--- begin Provided data ---

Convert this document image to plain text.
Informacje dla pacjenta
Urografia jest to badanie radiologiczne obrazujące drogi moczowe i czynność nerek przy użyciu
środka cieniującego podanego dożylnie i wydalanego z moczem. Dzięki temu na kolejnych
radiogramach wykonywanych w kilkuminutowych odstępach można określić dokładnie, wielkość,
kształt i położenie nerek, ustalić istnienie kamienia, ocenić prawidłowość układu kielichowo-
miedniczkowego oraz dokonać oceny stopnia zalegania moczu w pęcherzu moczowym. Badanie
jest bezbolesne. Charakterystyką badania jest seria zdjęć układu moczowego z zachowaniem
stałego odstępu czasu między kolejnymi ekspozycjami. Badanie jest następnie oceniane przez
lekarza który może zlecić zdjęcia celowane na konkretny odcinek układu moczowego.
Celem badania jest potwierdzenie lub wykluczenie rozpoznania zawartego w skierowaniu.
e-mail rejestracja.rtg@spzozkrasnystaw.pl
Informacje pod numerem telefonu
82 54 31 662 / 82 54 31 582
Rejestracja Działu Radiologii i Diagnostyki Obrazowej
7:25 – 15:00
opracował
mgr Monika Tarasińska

--- end Provided data ---

*Aim of the task*.
Check each line above for the word "nerek" and copy the ones that have it.

*Solution to this exercise*.
Urografia jest to badanie radiologiczne obrazujące drogi moczowe i czynność nerek przy użyciu
kształt i położenie nerek, ustalić istnienie kamienia, ocenić prawidłowość układu kielichowo-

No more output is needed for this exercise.